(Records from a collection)
>> Start

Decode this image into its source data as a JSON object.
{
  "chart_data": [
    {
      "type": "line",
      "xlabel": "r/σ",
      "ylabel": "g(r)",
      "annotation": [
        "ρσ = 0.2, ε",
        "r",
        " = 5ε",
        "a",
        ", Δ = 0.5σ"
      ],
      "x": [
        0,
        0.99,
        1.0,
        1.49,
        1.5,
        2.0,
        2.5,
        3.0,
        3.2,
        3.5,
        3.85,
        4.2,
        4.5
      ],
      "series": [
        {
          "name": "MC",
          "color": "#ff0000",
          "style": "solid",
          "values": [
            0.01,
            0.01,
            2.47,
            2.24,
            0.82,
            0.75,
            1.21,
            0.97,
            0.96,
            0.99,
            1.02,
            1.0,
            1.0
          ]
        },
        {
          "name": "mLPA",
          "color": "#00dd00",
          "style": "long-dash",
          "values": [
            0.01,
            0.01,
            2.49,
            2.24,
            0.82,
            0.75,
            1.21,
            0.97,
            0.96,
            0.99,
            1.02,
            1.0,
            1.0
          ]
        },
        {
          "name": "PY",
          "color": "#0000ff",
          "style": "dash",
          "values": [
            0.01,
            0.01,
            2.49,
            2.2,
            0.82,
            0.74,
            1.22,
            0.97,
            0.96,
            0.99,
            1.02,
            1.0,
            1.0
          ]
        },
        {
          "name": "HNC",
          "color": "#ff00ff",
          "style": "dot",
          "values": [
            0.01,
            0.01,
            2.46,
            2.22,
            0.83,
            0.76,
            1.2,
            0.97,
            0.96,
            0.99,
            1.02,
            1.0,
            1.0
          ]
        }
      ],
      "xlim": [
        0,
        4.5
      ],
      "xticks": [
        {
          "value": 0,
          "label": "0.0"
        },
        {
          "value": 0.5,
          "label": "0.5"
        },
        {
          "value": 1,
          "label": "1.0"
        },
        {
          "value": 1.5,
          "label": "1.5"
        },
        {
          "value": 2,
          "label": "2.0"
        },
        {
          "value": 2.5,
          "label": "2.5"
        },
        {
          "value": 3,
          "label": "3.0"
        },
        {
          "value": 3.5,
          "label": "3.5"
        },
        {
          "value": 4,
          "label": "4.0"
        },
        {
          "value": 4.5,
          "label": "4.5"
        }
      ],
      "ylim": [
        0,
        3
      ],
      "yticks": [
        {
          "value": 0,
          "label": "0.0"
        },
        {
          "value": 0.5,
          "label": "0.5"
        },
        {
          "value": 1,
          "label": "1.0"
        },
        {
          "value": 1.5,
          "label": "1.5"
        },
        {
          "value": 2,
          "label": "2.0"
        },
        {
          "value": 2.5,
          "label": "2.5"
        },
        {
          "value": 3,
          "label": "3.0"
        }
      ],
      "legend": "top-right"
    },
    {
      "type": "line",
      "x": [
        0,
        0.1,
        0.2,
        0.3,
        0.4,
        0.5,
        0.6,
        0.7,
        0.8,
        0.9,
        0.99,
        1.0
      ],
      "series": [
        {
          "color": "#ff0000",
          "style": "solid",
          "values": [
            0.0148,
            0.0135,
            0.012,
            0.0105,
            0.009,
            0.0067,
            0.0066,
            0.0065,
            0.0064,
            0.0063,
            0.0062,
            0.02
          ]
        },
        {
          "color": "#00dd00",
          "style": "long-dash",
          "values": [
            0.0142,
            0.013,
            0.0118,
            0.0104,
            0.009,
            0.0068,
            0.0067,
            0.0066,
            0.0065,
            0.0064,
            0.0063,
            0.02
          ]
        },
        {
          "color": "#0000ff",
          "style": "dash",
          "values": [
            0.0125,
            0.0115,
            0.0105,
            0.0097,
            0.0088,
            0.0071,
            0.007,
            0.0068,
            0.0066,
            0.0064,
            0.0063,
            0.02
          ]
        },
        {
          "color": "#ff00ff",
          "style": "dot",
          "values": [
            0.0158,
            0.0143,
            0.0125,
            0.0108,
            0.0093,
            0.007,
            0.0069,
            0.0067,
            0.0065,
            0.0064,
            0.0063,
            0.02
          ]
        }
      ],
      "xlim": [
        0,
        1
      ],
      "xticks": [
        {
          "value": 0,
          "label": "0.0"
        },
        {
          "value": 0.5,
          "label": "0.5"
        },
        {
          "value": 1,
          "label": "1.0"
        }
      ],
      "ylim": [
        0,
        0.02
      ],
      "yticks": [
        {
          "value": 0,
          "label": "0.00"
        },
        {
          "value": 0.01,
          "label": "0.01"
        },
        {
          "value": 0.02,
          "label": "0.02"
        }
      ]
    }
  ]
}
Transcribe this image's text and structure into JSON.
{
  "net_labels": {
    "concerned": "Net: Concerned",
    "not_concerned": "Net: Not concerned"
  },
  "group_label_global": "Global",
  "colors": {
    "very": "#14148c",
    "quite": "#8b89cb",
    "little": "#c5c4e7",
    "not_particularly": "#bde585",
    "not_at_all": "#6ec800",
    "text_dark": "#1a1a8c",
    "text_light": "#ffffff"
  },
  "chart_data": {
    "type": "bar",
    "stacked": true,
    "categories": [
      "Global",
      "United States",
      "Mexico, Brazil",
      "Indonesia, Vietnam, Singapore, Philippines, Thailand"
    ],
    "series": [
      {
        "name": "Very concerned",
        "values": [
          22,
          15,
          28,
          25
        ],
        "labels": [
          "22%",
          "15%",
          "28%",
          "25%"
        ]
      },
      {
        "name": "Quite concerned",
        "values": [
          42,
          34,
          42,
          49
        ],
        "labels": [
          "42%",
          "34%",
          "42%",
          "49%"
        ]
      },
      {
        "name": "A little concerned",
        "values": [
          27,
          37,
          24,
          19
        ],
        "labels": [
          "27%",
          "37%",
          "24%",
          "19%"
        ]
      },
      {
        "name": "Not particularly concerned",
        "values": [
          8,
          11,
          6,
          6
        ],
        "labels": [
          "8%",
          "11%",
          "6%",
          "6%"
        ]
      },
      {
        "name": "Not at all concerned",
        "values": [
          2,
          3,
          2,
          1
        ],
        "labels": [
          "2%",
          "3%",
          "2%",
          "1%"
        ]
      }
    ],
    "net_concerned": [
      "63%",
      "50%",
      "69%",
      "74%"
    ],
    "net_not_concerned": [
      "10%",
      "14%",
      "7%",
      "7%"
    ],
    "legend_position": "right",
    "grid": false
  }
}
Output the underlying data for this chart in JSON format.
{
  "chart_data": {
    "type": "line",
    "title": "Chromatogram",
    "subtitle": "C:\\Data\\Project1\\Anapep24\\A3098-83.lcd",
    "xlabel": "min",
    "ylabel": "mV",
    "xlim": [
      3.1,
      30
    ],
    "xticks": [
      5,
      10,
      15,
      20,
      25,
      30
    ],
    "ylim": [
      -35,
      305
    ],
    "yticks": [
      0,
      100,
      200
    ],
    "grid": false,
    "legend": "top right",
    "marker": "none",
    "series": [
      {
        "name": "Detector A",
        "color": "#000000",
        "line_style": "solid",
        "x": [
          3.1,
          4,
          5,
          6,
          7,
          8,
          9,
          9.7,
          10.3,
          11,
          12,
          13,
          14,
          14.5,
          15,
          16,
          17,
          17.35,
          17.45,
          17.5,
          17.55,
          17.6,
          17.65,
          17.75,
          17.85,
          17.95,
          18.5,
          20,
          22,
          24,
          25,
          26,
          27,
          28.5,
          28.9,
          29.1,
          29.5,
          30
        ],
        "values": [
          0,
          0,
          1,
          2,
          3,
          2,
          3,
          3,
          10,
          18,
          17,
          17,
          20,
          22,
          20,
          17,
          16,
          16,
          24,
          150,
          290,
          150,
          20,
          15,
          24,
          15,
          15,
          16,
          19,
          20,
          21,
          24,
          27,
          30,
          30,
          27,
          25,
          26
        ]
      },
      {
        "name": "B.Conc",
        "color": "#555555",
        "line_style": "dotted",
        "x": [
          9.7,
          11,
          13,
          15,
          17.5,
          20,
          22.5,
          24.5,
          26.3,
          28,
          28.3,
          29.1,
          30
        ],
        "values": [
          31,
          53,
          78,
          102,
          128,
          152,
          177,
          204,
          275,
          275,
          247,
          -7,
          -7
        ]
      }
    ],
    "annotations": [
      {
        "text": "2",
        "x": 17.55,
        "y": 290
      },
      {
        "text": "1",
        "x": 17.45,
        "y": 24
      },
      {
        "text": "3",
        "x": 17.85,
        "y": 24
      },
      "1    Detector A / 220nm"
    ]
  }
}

>> End

**REQUIREMENT**
Out of the records, collect only those lines that contain the string "JSON".

**OUTPUT OF THE TASK**
Decode this image into its source data as a JSON object.
Transcribe this image's text and structure into JSON.
Output the underlying data for this chart in JSON format.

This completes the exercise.